» Stored dataset items:
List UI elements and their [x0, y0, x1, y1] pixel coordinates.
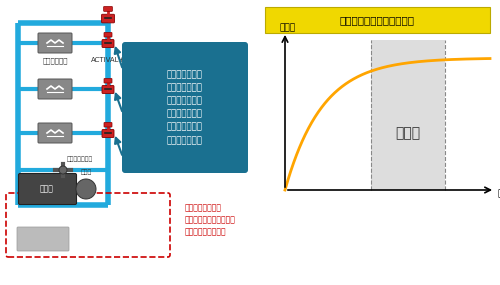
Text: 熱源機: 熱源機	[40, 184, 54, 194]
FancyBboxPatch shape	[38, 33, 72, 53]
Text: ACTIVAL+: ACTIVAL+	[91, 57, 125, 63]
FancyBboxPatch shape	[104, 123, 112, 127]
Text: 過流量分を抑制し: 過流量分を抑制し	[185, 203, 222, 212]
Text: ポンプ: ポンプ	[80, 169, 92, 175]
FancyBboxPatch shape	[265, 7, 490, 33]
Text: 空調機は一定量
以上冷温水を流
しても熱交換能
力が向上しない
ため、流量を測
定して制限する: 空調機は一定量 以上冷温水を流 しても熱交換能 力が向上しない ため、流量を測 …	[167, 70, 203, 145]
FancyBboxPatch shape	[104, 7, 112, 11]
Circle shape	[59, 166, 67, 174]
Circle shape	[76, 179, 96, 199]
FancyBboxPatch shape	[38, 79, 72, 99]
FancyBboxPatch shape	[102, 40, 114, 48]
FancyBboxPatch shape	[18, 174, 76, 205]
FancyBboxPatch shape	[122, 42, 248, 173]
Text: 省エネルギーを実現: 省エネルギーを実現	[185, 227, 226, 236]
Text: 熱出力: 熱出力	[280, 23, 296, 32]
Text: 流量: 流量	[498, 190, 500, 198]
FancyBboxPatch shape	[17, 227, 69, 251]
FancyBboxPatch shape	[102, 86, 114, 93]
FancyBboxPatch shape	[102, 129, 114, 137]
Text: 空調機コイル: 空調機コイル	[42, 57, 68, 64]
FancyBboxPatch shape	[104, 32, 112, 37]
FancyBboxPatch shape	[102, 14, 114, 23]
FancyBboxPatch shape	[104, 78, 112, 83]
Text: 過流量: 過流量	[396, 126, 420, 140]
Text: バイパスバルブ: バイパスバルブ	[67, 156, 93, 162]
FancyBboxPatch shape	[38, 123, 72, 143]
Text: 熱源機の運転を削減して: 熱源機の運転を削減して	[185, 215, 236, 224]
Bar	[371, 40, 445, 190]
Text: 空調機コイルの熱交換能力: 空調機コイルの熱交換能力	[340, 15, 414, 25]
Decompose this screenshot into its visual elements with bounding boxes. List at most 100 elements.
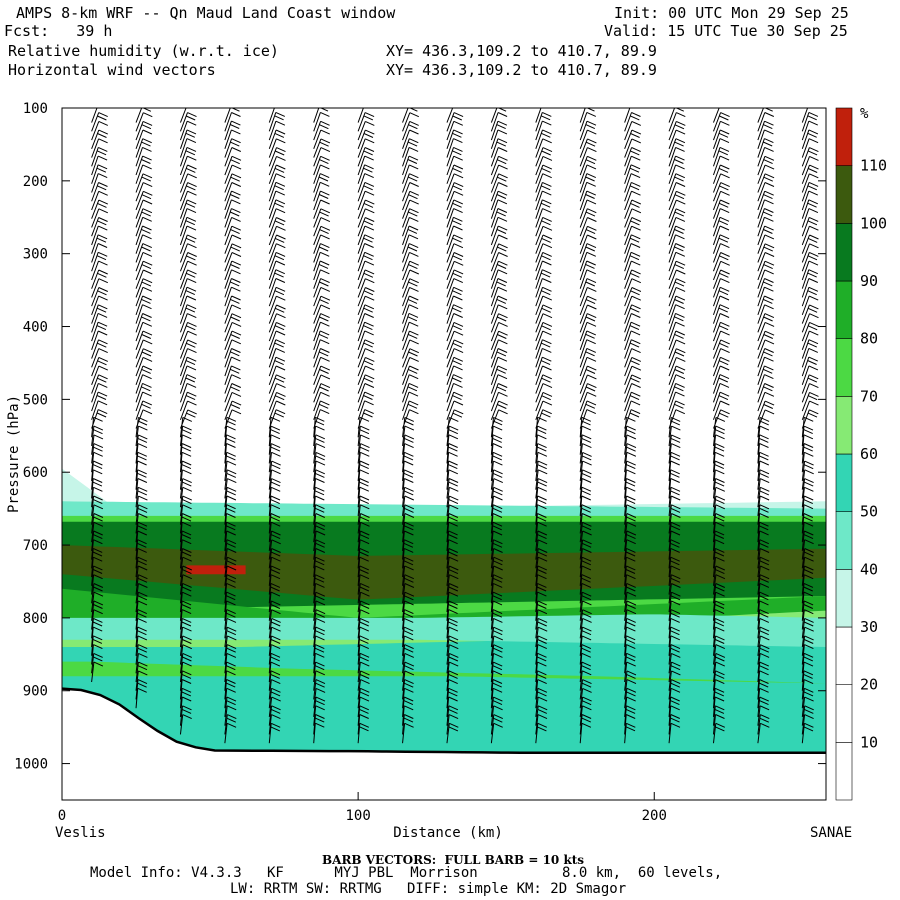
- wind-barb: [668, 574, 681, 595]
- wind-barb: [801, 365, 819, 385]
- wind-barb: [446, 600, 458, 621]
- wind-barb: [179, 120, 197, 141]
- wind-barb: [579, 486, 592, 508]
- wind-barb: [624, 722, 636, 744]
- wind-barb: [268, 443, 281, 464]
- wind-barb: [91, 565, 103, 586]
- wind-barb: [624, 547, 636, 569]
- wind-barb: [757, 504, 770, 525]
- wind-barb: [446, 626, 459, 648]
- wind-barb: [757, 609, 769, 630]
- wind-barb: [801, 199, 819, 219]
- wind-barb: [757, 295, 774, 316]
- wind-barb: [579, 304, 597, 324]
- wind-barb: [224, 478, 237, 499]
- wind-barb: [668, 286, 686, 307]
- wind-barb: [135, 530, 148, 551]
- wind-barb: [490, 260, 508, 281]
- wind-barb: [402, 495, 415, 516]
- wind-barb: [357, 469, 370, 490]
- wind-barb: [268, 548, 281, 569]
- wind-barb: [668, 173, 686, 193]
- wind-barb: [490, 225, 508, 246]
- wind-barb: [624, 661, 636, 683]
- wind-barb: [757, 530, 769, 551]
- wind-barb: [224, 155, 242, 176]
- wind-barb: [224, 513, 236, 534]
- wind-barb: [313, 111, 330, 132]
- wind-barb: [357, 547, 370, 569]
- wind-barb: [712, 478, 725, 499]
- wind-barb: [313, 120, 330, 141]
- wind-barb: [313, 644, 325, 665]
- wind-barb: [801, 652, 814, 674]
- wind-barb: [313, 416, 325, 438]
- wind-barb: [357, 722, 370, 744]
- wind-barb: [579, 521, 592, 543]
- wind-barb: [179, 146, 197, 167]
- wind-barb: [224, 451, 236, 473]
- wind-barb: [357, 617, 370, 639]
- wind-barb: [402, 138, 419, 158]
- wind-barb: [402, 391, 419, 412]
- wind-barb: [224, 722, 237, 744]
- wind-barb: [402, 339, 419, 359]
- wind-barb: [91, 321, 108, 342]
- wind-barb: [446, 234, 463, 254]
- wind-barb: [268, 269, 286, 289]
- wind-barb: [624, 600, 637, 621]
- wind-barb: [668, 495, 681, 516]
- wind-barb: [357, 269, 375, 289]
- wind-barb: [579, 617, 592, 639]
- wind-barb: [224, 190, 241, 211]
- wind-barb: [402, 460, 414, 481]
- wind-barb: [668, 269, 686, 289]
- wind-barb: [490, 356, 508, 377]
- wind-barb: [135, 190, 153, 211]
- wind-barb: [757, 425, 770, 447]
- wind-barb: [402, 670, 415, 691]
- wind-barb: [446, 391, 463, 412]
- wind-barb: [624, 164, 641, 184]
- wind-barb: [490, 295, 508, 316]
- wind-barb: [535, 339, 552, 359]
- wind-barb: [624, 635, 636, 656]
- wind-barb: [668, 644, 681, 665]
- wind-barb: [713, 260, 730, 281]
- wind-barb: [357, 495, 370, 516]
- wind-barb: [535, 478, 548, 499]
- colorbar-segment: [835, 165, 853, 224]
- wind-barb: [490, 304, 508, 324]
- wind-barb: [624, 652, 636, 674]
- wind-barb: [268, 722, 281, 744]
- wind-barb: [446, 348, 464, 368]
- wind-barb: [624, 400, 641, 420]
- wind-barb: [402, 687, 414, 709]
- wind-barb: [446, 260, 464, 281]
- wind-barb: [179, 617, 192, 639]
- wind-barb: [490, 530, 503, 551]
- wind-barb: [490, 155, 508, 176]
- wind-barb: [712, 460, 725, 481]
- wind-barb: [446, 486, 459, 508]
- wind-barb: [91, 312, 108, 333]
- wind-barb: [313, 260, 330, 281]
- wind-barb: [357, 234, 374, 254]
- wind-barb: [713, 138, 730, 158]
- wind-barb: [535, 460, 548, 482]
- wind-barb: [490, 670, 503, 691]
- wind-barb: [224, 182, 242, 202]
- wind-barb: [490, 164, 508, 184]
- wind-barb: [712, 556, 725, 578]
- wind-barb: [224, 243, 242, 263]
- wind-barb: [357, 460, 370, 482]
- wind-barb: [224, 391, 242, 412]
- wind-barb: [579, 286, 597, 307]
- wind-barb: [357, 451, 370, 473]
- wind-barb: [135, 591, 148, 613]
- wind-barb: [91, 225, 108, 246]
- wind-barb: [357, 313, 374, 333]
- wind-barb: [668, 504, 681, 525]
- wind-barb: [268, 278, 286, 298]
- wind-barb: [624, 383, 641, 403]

---

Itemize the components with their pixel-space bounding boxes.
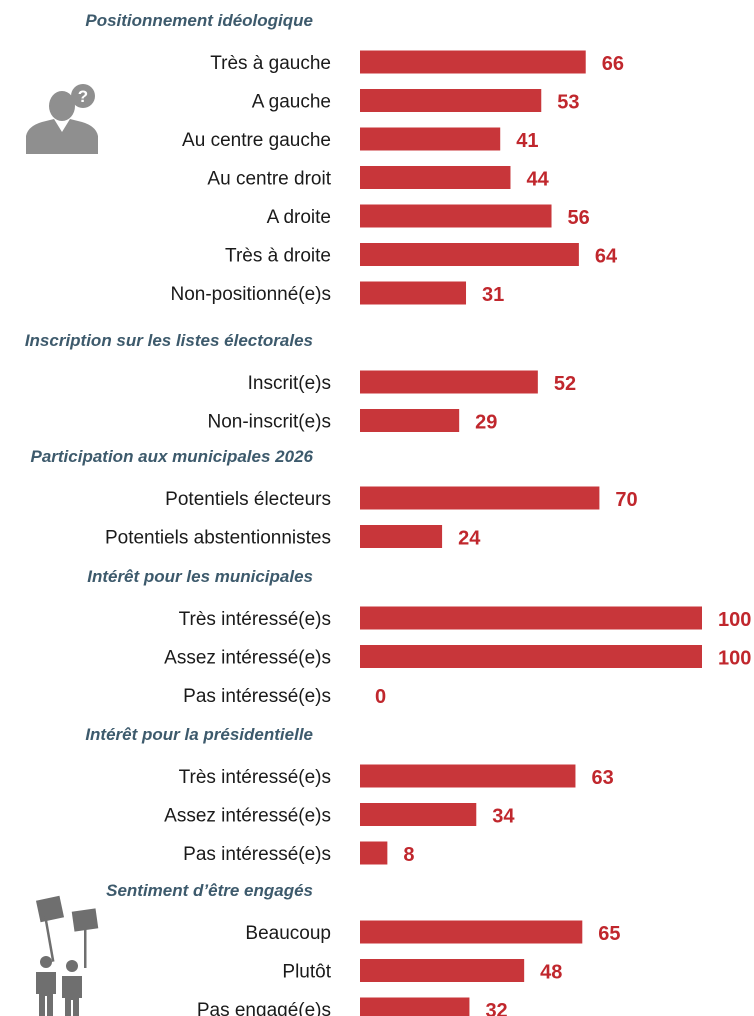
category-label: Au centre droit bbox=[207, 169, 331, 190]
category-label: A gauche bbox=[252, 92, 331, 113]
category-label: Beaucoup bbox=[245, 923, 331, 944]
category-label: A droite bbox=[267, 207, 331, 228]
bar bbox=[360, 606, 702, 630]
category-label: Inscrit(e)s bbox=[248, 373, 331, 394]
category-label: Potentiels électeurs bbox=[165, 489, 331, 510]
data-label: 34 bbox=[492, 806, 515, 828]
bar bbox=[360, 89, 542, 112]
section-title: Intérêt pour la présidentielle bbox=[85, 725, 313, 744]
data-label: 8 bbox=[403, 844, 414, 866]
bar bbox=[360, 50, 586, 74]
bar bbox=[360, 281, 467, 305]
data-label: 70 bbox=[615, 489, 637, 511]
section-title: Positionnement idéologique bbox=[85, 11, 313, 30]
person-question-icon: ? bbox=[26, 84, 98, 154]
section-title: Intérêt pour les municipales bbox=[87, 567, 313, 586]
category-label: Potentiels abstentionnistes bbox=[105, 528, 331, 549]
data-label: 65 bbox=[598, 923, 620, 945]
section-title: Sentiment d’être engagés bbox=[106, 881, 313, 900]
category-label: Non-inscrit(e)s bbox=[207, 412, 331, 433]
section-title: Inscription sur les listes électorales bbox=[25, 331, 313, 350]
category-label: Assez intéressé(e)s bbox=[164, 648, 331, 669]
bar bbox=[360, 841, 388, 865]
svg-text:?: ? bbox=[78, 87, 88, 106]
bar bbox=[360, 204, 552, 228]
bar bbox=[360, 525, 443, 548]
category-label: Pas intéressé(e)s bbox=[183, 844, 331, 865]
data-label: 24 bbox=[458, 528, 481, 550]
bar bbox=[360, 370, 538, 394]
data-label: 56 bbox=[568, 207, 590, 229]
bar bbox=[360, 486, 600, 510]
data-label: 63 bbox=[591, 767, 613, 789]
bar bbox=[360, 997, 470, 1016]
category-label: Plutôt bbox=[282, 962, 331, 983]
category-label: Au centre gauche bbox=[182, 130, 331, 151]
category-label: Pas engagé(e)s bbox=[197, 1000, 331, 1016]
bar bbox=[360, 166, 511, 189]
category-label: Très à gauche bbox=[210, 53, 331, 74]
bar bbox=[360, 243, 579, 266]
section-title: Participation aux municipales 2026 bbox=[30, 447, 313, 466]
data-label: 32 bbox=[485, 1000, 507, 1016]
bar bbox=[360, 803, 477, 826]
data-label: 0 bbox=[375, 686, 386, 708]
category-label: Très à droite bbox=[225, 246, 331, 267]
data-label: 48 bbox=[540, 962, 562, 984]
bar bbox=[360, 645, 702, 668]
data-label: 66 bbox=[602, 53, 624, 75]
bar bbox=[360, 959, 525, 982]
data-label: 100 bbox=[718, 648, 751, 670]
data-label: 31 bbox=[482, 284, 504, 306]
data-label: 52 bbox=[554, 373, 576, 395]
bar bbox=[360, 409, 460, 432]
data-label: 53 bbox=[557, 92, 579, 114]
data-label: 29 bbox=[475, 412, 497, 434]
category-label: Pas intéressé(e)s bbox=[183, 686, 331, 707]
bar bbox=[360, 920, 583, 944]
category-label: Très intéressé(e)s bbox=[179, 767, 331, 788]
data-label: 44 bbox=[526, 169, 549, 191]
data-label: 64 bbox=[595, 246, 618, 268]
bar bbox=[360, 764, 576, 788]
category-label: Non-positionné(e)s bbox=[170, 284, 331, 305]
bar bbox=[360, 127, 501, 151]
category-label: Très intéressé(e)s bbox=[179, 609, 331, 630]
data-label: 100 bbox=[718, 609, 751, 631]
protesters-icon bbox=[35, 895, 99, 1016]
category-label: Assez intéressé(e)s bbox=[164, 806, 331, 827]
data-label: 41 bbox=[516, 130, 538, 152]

---

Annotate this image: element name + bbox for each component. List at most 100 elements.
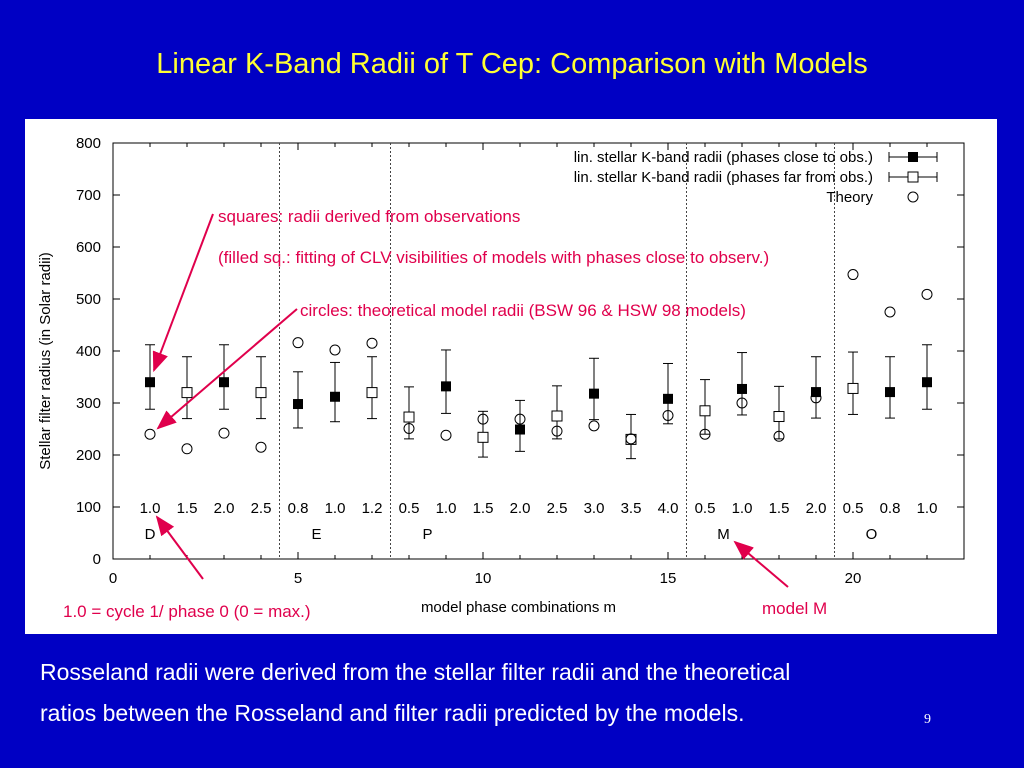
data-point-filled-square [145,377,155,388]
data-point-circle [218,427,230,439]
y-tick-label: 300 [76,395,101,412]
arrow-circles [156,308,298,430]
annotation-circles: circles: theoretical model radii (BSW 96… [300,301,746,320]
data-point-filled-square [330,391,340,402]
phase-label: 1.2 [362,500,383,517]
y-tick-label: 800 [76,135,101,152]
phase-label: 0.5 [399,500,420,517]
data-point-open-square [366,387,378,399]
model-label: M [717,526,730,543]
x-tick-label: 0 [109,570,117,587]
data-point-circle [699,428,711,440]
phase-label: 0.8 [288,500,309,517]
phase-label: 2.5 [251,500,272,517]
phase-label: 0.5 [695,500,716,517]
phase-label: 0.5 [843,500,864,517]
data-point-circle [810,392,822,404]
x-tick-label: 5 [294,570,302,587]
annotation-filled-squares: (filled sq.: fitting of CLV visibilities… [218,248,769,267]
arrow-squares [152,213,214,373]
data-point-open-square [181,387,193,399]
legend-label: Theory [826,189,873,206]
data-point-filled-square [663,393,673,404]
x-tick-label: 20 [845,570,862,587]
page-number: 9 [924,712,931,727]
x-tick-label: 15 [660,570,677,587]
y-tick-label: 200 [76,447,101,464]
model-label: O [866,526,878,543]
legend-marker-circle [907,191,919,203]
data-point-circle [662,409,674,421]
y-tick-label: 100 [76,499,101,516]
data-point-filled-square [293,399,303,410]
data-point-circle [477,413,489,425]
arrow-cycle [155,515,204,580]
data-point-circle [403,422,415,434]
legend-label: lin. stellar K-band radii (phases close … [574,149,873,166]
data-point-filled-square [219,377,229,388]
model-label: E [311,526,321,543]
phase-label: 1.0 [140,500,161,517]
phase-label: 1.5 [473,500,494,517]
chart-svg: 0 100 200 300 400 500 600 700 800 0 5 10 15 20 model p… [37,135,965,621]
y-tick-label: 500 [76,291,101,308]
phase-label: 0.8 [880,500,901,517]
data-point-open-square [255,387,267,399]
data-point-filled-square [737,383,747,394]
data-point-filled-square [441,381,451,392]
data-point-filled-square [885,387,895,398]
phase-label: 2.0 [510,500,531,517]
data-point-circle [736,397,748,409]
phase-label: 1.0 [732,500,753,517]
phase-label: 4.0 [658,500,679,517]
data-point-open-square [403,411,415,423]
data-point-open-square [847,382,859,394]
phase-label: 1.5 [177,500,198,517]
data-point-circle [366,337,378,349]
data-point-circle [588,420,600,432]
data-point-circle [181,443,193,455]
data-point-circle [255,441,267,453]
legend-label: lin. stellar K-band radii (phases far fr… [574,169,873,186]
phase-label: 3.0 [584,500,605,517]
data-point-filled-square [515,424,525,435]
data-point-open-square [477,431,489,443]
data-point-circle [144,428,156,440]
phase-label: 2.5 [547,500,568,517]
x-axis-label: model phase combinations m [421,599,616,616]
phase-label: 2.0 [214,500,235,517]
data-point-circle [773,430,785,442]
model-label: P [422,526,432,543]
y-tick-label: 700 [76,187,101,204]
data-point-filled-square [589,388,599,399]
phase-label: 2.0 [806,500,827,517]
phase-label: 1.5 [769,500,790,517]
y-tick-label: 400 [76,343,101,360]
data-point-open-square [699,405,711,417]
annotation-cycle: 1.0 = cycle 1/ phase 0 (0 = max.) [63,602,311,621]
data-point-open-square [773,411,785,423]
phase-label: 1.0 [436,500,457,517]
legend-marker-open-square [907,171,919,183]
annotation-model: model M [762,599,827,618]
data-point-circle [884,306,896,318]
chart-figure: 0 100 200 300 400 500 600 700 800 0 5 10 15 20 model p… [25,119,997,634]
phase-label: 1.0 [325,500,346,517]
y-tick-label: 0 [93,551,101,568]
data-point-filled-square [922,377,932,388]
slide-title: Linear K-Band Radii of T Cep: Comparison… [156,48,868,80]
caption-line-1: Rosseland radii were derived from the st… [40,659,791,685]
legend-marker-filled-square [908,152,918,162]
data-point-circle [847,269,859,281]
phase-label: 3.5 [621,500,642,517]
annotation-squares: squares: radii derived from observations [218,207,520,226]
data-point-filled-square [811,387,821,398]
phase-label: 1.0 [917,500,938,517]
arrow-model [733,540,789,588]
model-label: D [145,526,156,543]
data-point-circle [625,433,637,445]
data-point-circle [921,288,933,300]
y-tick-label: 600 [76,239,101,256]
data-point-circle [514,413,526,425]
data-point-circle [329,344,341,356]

» Stated task: Write out the data word for word, beginning at the line that contains "data-point-filled-square [145,377,155,388]" and stopping after the line that contains "data-point-filled-square [293,399,303,410]".

» Answer to the task:
data-point-filled-square [145,377,155,388]
data-point-circle [218,427,230,439]
y-tick-label: 300 [76,395,101,412]
arrow-circles [156,308,298,430]
annotation-circles: circles: theoretical model radii (BSW 96… [300,301,746,320]
data-point-filled-square [330,391,340,402]
phase-label: 1.2 [362,500,383,517]
y-tick-label: 800 [76,135,101,152]
phase-label: 0.5 [399,500,420,517]
data-point-open-square [366,387,378,399]
model-label: M [717,526,730,543]
x-tick-label: 0 [109,570,117,587]
data-point-circle [699,428,711,440]
phase-label: 0.8 [288,500,309,517]
phase-label: 2.5 [251,500,272,517]
phase-label: 0.5 [695,500,716,517]
phase-label: 0.5 [843,500,864,517]
data-point-circle [810,392,822,404]
x-tick-label: 5 [294,570,302,587]
annotation-filled-squares: (filled sq.: fitting of CLV visibilities… [218,248,769,267]
arrow-squares [152,213,214,373]
data-point-open-square [181,387,193,399]
legend-label: Theory [826,189,873,206]
data-point-filled-square [663,393,673,404]
x-tick-label: 20 [845,570,862,587]
page-number: 9 [924,712,931,727]
x-tick-label: 15 [660,570,677,587]
y-tick-label: 200 [76,447,101,464]
model-label: O [866,526,878,543]
legend-marker-circle [907,191,919,203]
data-point-circle [662,409,674,421]
y-tick-label: 100 [76,499,101,516]
data-point-filled-square [293,399,303,410]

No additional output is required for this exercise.